[START OF DATA ENTRIES]

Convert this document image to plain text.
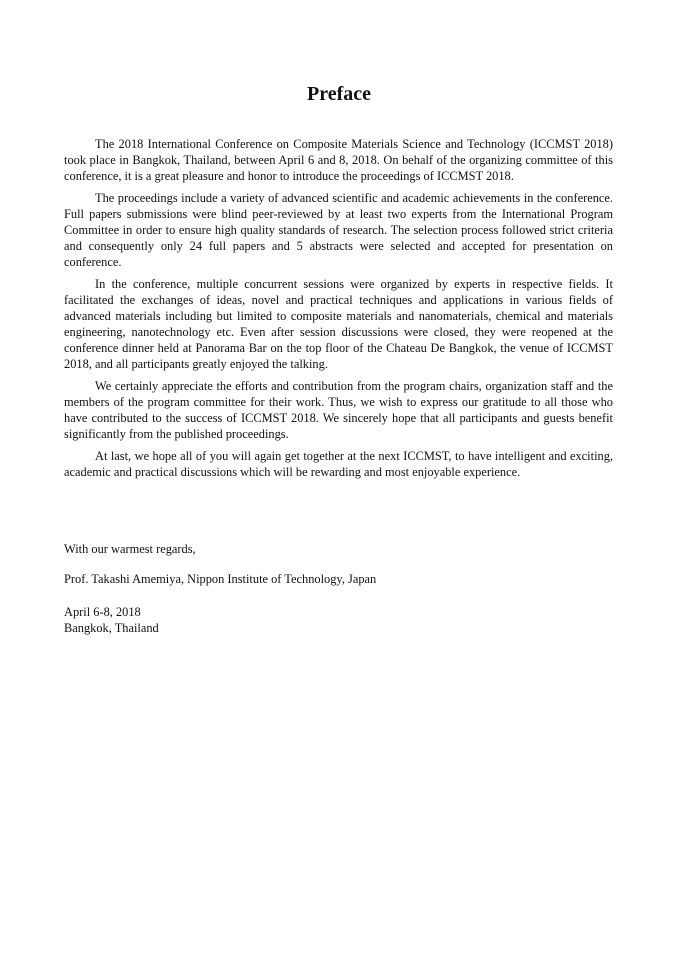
Preface

The 2018 International Conference on Composite Materials Science and Technology (ICCMST 2018) took place in Bangkok, Thailand, between April 6 and 8, 2018. On behalf of the organizing committee of this conference, it is a great pleasure and honor to introduce the proceedings of ICCMST 2018.

The proceedings include a variety of advanced scientific and academic achievements in the conference. Full papers submissions were blind peer-reviewed by at least two experts from the International Program Committee in order to ensure high quality standards of research. The selection process followed strict criteria and consequently only 24 full papers and 5 abstracts were selected and accepted for presentation on conference.

In the conference, multiple concurrent sessions were organized by experts in respective fields. It facilitated the exchanges of ideas, novel and practical techniques and applications in various fields of advanced materials including but limited to composite materials and nanomaterials, chemical and materials engineering, nanotechnology etc. Even after session discussions were closed, they were reopened at the conference dinner held at Panorama Bar on the top floor of the Chateau De Bangkok, the venue of ICCMST 2018, and all participants greatly enjoyed the talking.

We certainly appreciate the efforts and contribution from the program chairs, organization staff and the members of the program committee for their work. Thus, we wish to express our gratitude to all those who have contributed to the success of ICCMST 2018. We sincerely hope that all participants and guests benefit significantly from the published proceedings.

At last, we hope all of you will again get together at the next ICCMST, to have intelligent and exciting, academic and practical discussions which will be rewarding and most enjoyable experience.

With our warmest regards,

Prof. Takashi Amemiya, Nippon Institute of Technology, Japan

April 6-8, 2018

Bangkok, Thailand
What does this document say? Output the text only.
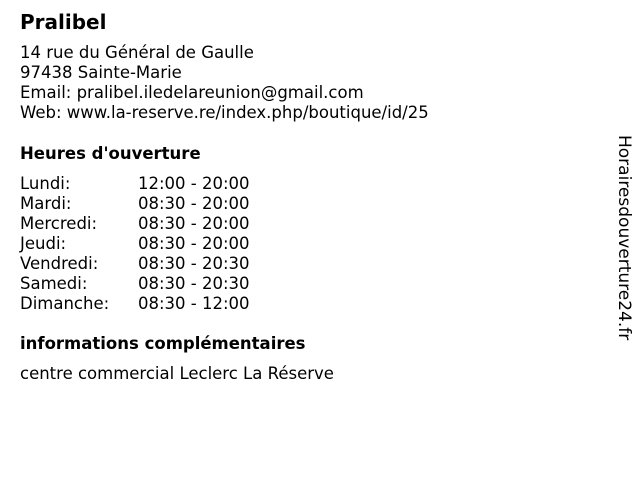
Pralibel
14 rue du Général de Gaulle
97438 Sainte-Marie
Email: pralibel.iledelareunion@gmail.com
Web: www.la-reserve.re/index.php/boutique/id/25
Heures d'ouverture
Lundi:	12:00 - 20:00
Mardi:	08:30 - 20:00
Mercredi: 08:30 - 20:00
Jeudi:	08:30 - 20:00
Vendredi: 08:30 - 20:30
Samedi:	08:30 - 20:30
Dimanche: 08:30 - 12:00
informations complémentaires
centre commercial Leclerc La Réserve
Horairesdouverture24.fr
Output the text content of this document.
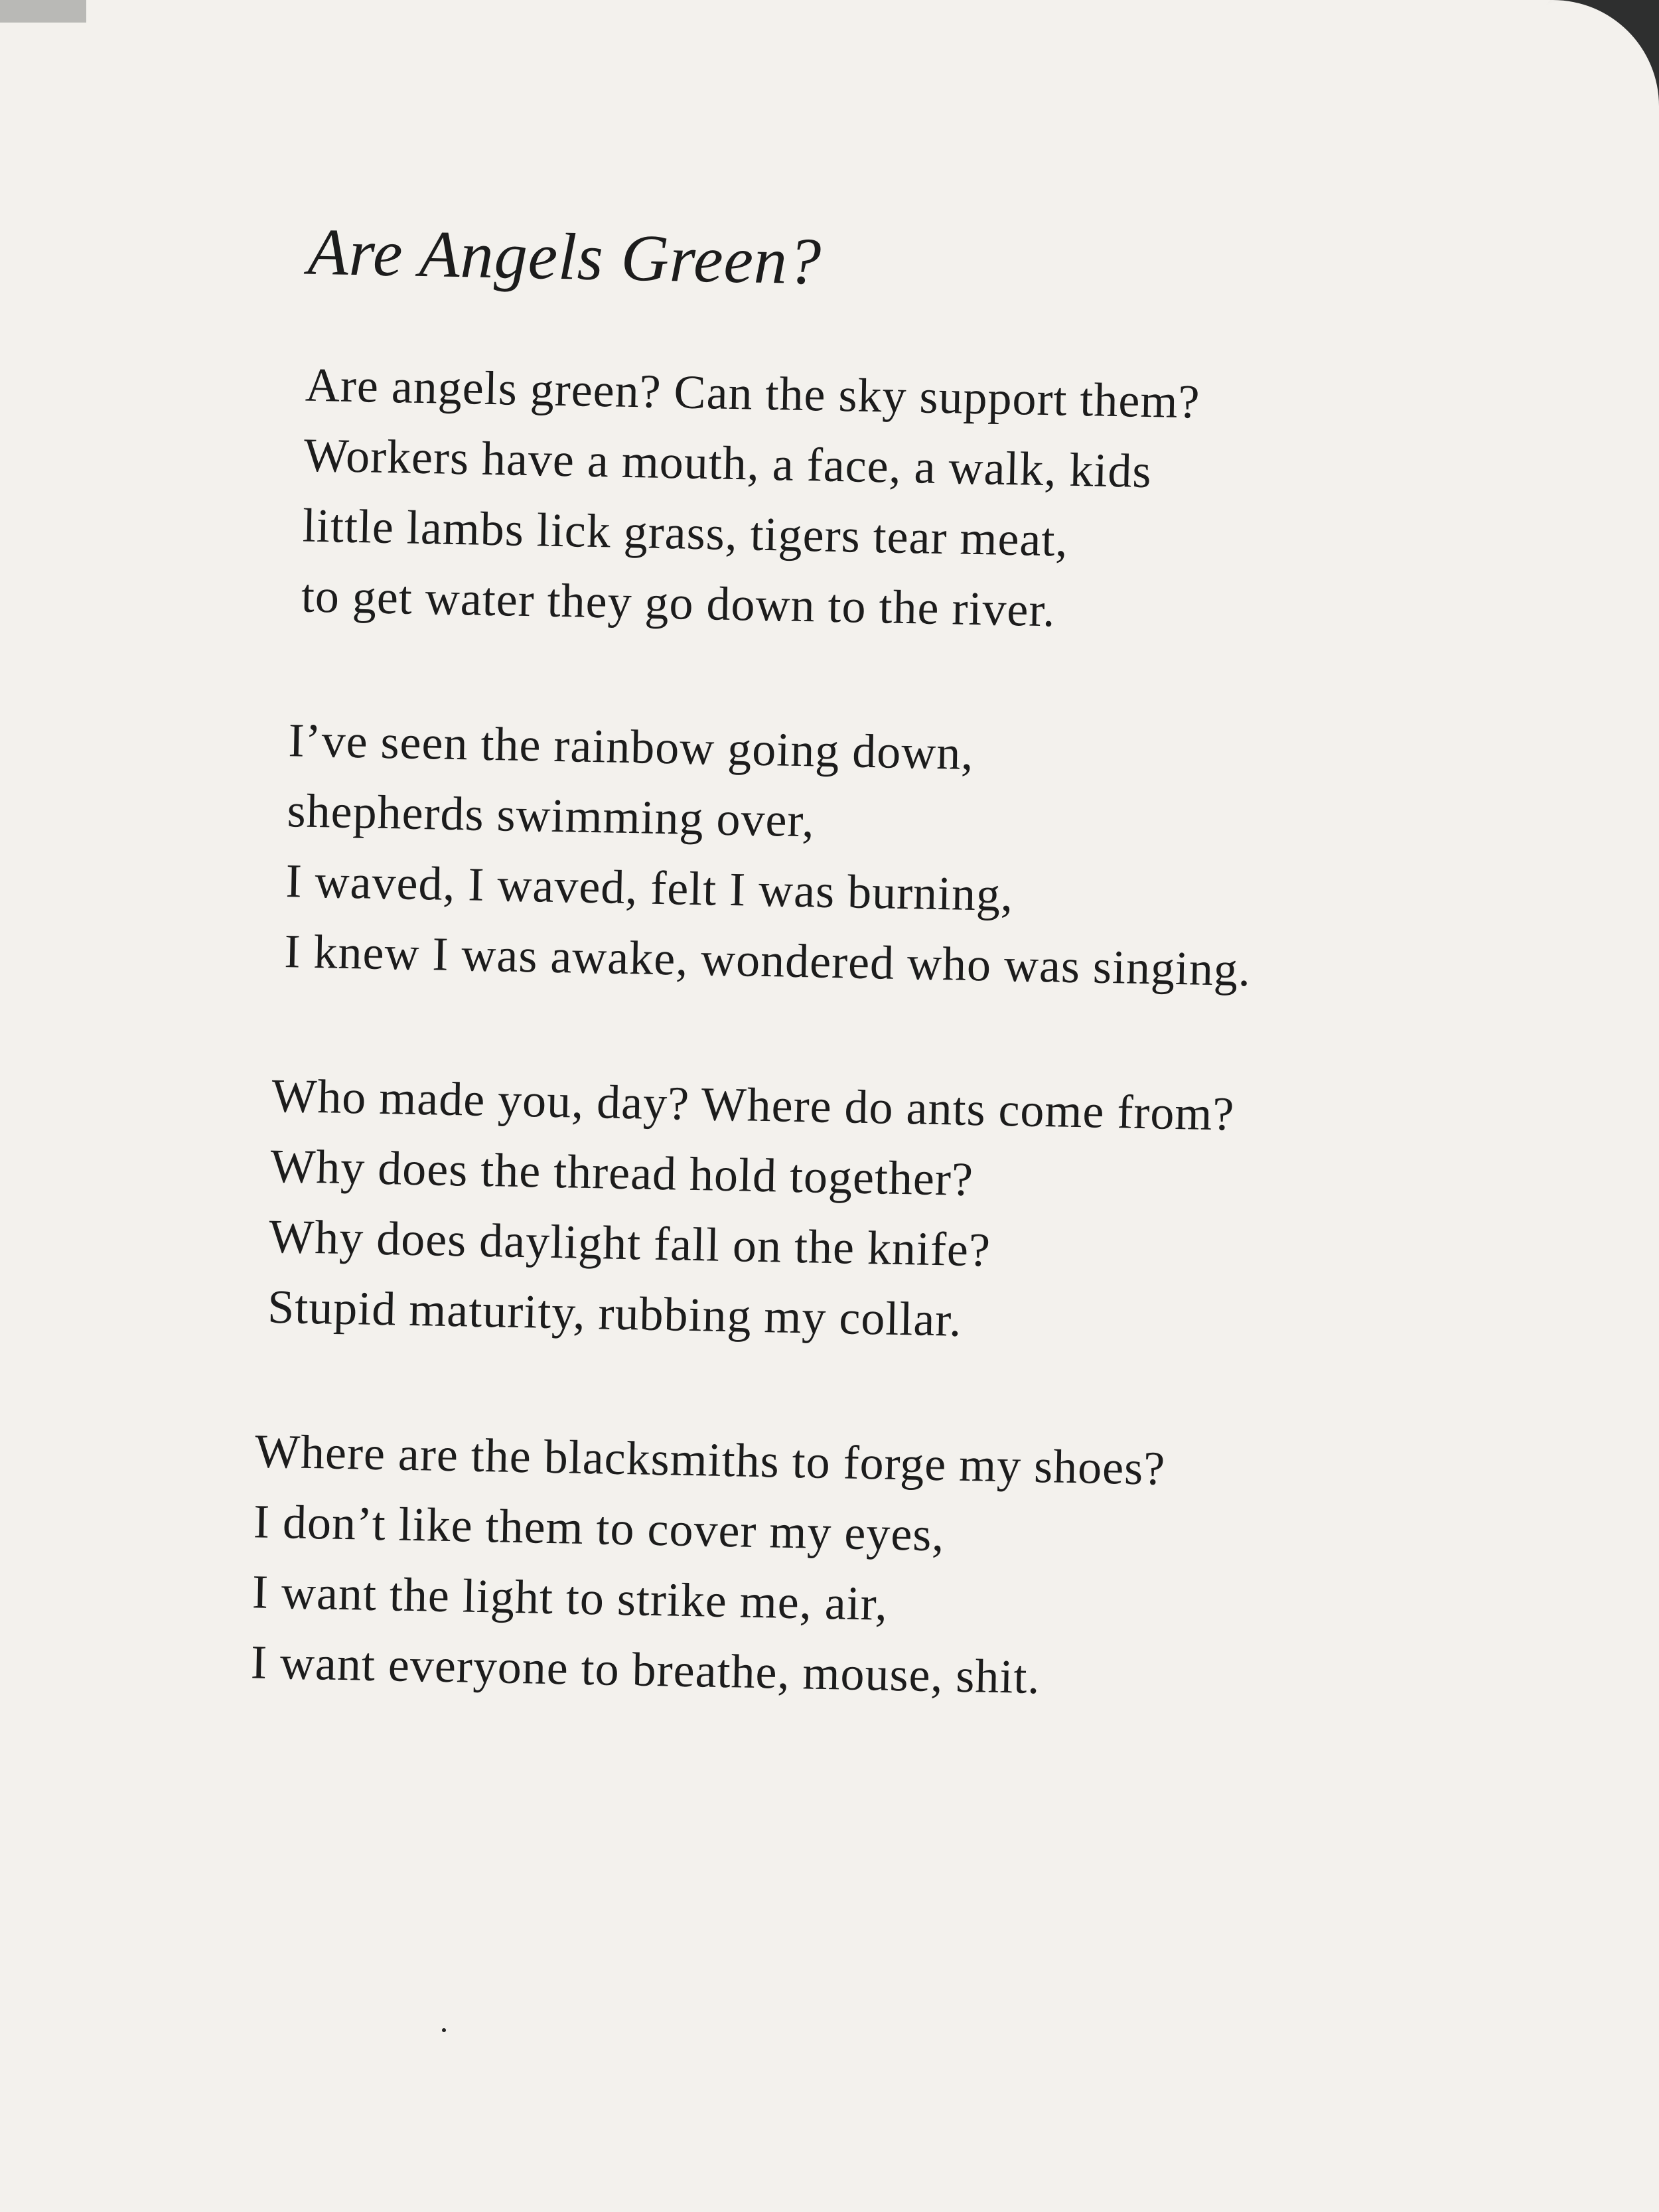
Are Angels Green?
Are angels green? Can the sky support them?
Workers have a mouth, a face, a walk, kids
little lambs lick grass, tigers tear meat,
to get water they go down to the river.
I’ve seen the rainbow going down,
shepherds swimming over,
I waved, I waved, felt I was burning,
I knew I was awake, wondered who was singing.
Who made you, day? Where do ants come from?
Why does the thread hold together?
Why does daylight fall on the knife?
Stupid maturity, rubbing my collar.
Where are the blacksmiths to forge my shoes?
I don’t like them to cover my eyes,
I want the light to strike me, air,
I want everyone to breathe, mouse, shit.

[END OF DATA ENTRIES]

WHAT IS EXPECTED:
All preceding records should be duplicated verbatim, images excepted.

WRITTEN ANSWER:
Convert this document image to plain text.
Preface

The 2018 International Conference on Composite Materials Science and Technology (ICCMST 2018) took place in Bangkok, Thailand, between April 6 and 8, 2018. On behalf of the organizing committee of this conference, it is a great pleasure and honor to introduce the proceedings of ICCMST 2018.

The proceedings include a variety of advanced scientific and academic achievements in the conference. Full papers submissions were blind peer-reviewed by at least two experts from the International Program Committee in order to ensure high quality standards of research. The selection process followed strict criteria and consequently only 24 full papers and 5 abstracts were selected and accepted for presentation on conference.

In the conference, multiple concurrent sessions were organized by experts in respective fields. It facilitated the exchanges of ideas, novel and practical techniques and applications in various fields of advanced materials including but limited to composite materials and nanomaterials, chemical and materials engineering, nanotechnology etc. Even after session discussions were closed, they were reopened at the conference dinner held at Panorama Bar on the top floor of the Chateau De Bangkok, the venue of ICCMST 2018, and all participants greatly enjoyed the talking.

We certainly appreciate the efforts and contribution from the program chairs, organization staff and the members of the program committee for their work. Thus, we wish to express our gratitude to all those who have contributed to the success of ICCMST 2018. We sincerely hope that all participants and guests benefit significantly from the published proceedings.

At last, we hope all of you will again get together at the next ICCMST, to have intelligent and exciting, academic and practical discussions which will be rewarding and most enjoyable experience.

With our warmest regards,

Prof. Takashi Amemiya, Nippon Institute of Technology, Japan

April 6-8, 2018

Bangkok, Thailand
What does this document say? Output the text only.
Pralibel
14 rue du Général de Gaulle
97438 Sainte-Marie
Email: pralibel.iledelareunion@gmail.com
Web: www.la-reserve.re/index.php/boutique/id/25
Heures d'ouverture
Lundi:	12:00 - 20:00
Mardi:	08:30 - 20:00
Mercredi: 08:30 - 20:00
Jeudi:	08:30 - 20:00
Vendredi: 08:30 - 20:30
Samedi:	08:30 - 20:30
Dimanche: 08:30 - 12:00
informations complémentaires
centre commercial Leclerc La Réserve
Horairesdouverture24.fr
Output the text content of this document.
Are Angels Green?
Are angels green? Can the sky support them?
Workers have a mouth, a face, a walk, kids
little lambs lick grass, tigers tear meat,
to get water they go down to the river.
I’ve seen the rainbow going down,
shepherds swimming over,
I waved, I waved, felt I was burning,
I knew I was awake, wondered who was singing.
Who made you, day? Where do ants come from?
Why does the thread hold together?
Why does daylight fall on the knife?
Stupid maturity, rubbing my collar.
Where are the blacksmiths to forge my shoes?
I don’t like them to cover my eyes,
I want the light to strike me, air,
I want everyone to breathe, mouse, shit.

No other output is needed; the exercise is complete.